[Collected data entries]
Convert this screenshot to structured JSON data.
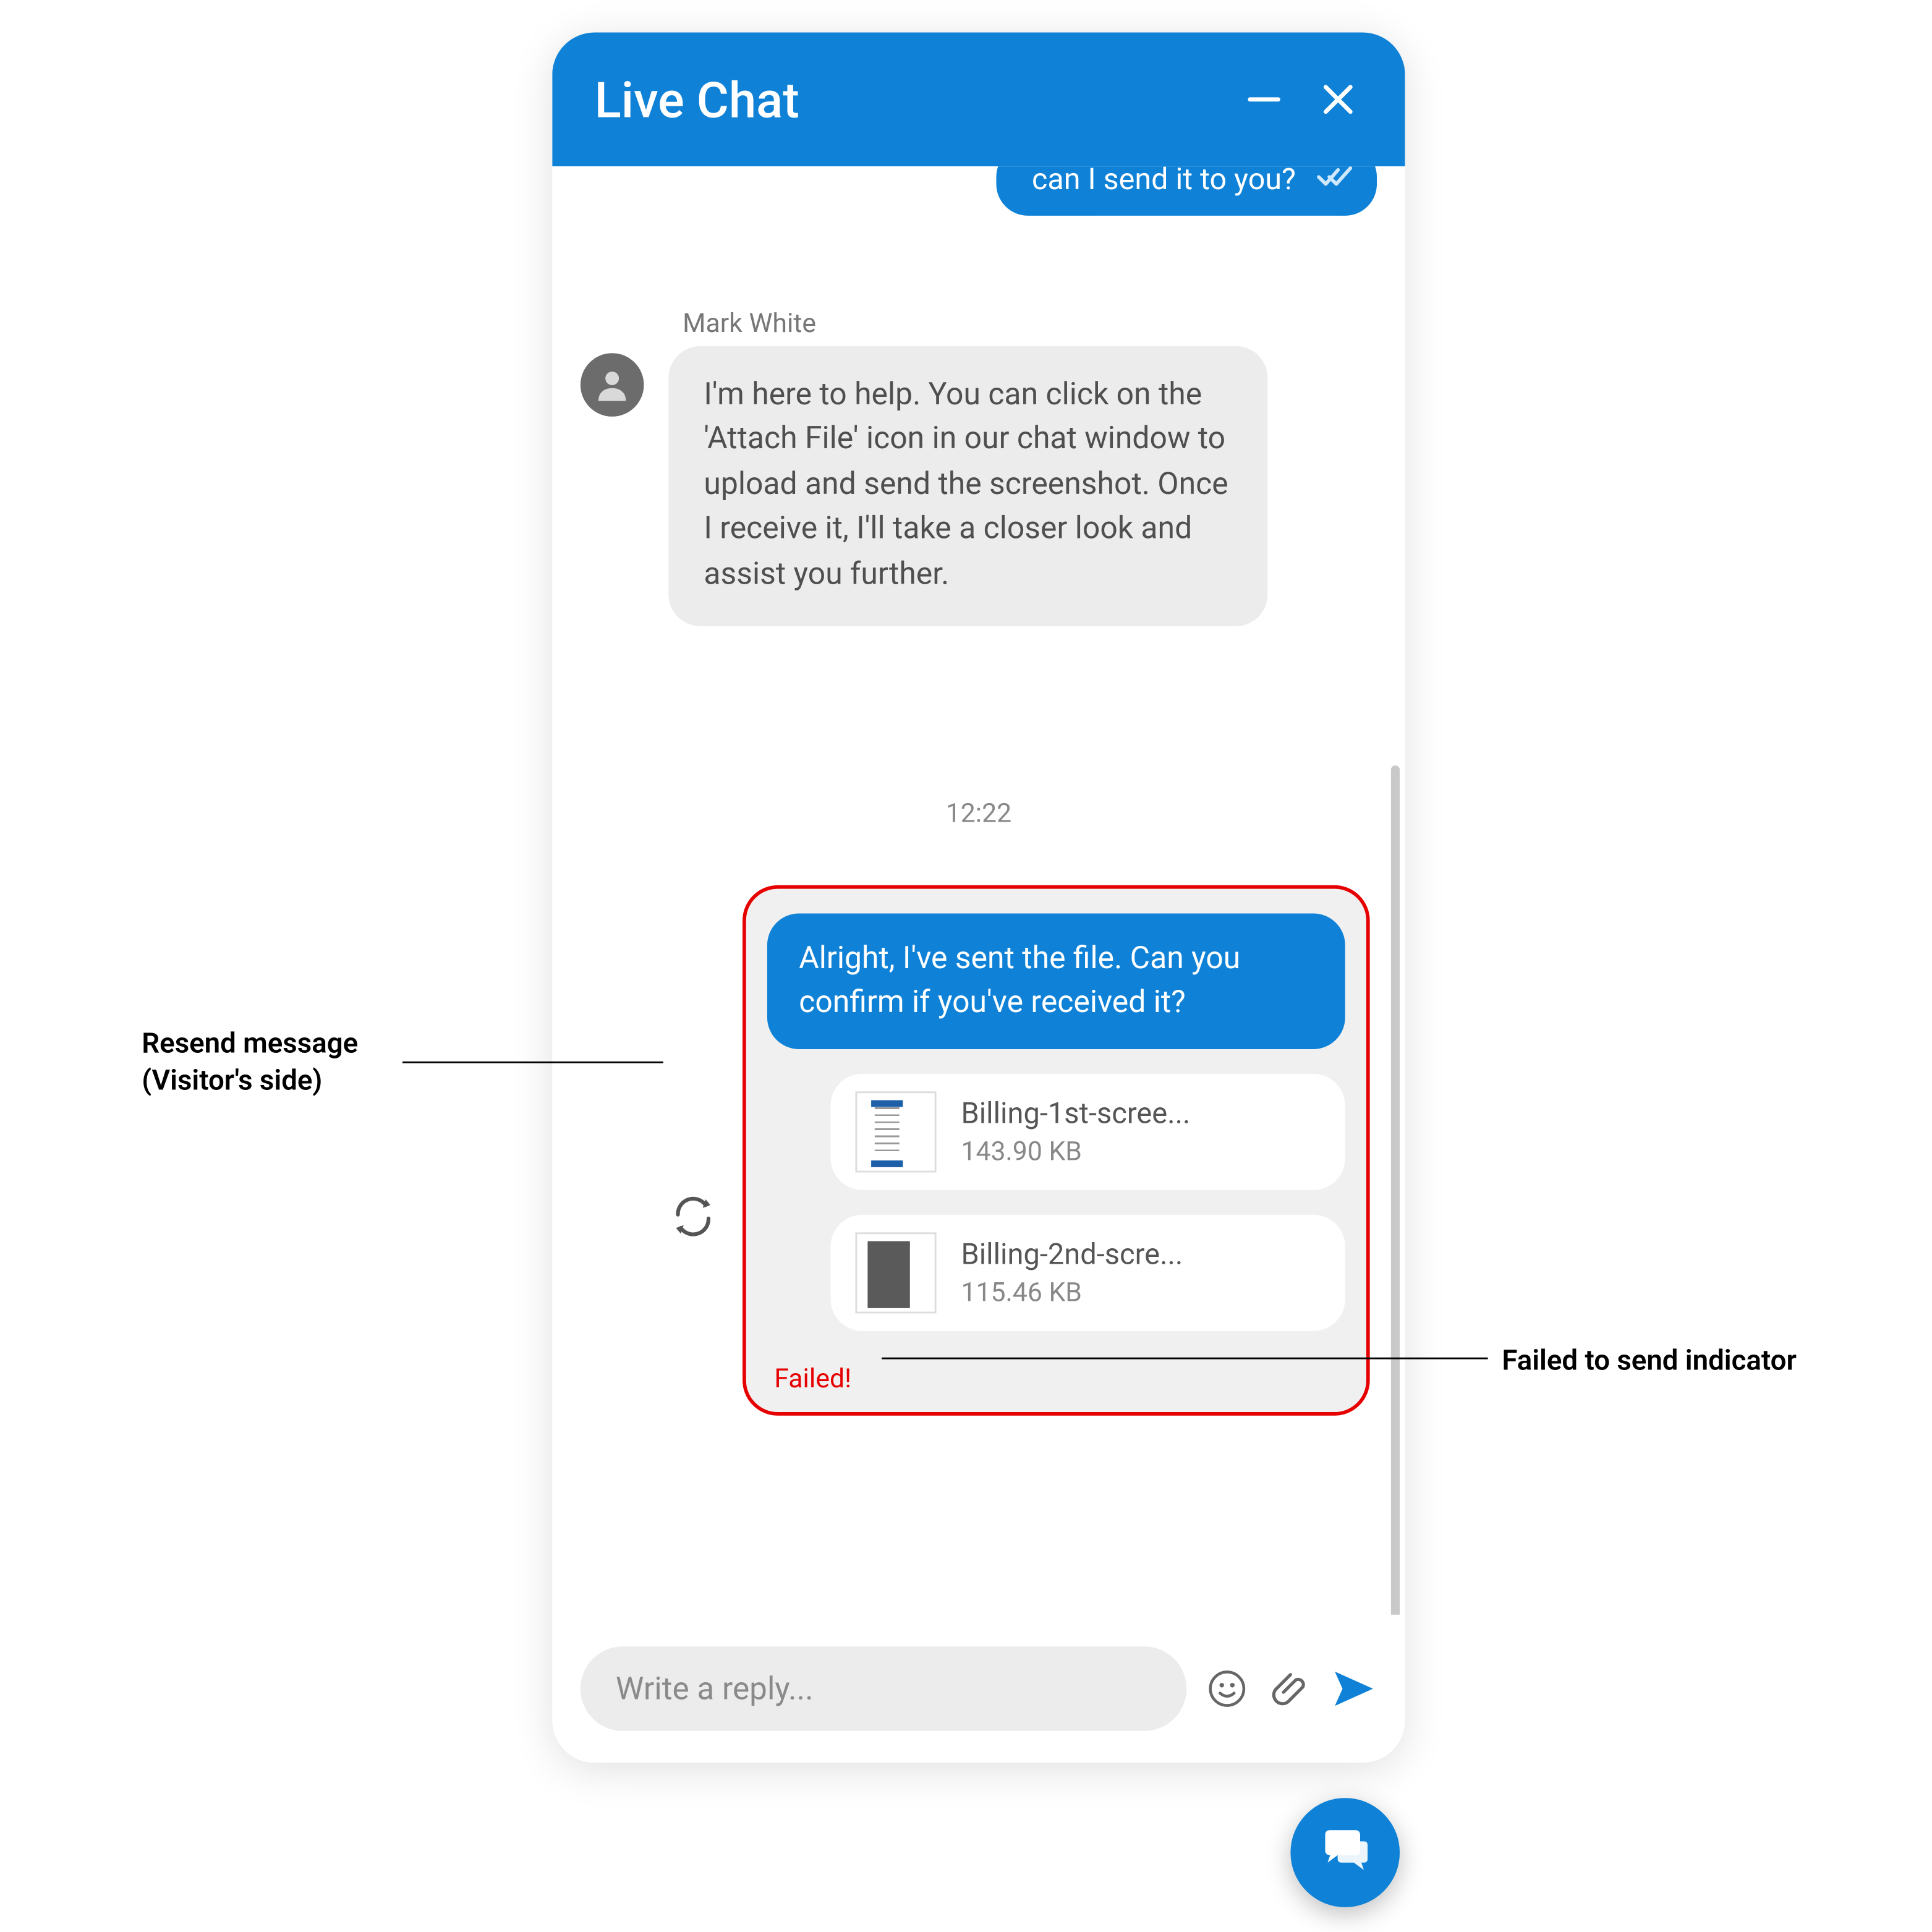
{
  "header": {
    "title": "Live Chat"
  },
  "partial_outgoing": {
    "text": "can I send it to you?"
  },
  "agent": {
    "name": "Mark White",
    "text": "I'm here to help. You can click on the 'Attach File' icon in our chat window to upload and send the screenshot. Once I receive it, I'll take a closer look and assist you further."
  },
  "timestamp": "12:22",
  "failed_group": {
    "message": "Alright, I've sent the file. Can you confirm if you've received it?",
    "attachments": [
      {
        "name": "Billing-1st-scree...",
        "size": "143.90 KB"
      },
      {
        "name": "Billing-2nd-scre...",
        "size": "115.46 KB"
      }
    ],
    "status": "Failed!"
  },
  "composer": {
    "placeholder": "Write a reply..."
  },
  "annotations": {
    "resend_l1": "Resend message",
    "resend_l2": "(Visitor's side)",
    "failed": "Failed to send indicator"
  }
}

* AIM OF THE EXERCISE
Output the material word for word, omitting its pictures.

* WORKED SOLUTION
Convert this screenshot to structured JSON data.
{
  "header": {
    "title": "Live Chat"
  },
  "partial_outgoing": {
    "text": "can I send it to you?"
  },
  "agent": {
    "name": "Mark White",
    "text": "I'm here to help. You can click on the 'Attach File' icon in our chat window to upload and send the screenshot. Once I receive it, I'll take a closer look and assist you further."
  },
  "timestamp": "12:22",
  "failed_group": {
    "message": "Alright, I've sent the file. Can you confirm if you've received it?",
    "attachments": [
      {
        "name": "Billing-1st-scree...",
        "size": "143.90 KB"
      },
      {
        "name": "Billing-2nd-scre...",
        "size": "115.46 KB"
      }
    ],
    "status": "Failed!"
  },
  "composer": {
    "placeholder": "Write a reply..."
  },
  "annotations": {
    "resend_l1": "Resend message",
    "resend_l2": "(Visitor's side)",
    "failed": "Failed to send indicator"
  }
}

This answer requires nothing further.